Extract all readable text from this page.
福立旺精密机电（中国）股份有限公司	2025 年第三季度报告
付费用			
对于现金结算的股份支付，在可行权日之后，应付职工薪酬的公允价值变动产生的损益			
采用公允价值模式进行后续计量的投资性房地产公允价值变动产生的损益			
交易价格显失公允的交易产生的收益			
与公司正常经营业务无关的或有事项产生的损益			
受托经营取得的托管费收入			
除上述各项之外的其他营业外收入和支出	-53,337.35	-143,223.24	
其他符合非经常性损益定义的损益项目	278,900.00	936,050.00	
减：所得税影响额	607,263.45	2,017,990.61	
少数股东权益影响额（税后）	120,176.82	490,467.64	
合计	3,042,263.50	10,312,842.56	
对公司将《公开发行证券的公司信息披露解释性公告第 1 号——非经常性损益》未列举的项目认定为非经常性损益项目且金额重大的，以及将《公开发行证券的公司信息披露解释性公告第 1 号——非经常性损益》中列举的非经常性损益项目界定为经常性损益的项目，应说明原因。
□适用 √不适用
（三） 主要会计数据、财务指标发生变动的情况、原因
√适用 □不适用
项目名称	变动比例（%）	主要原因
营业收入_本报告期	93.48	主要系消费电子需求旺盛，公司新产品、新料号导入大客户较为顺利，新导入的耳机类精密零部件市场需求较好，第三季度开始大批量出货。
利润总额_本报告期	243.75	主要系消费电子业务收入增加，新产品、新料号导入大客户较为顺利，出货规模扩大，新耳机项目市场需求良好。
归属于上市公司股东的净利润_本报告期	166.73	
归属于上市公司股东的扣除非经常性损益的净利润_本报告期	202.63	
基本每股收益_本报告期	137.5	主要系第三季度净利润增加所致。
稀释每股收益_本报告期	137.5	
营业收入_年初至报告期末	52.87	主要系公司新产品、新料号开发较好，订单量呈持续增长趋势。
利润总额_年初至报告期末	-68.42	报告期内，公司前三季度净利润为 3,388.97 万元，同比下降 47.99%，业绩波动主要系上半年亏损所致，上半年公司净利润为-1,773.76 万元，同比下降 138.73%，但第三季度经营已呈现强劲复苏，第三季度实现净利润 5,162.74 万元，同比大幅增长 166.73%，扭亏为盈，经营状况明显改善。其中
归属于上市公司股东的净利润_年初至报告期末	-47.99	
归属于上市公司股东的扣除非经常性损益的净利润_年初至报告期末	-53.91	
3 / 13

##############################

● AIM
Check each line above for the string "新料号导入大客户较为顺利", then copy the ones that have it.

● FINISHED EXERCISE
营业收入_本报告期	93.48	主要系消费电子需求旺盛，公司新产品、新料号导入大客户较为顺利，新导入的耳机类精密零部件市场需求较好，第三季度开始大批量出货。
利润总额_本报告期	243.75	主要系消费电子业务收入增加，新产品、新料号导入大客户较为顺利，出货规模扩大，新耳机项目市场需求良好。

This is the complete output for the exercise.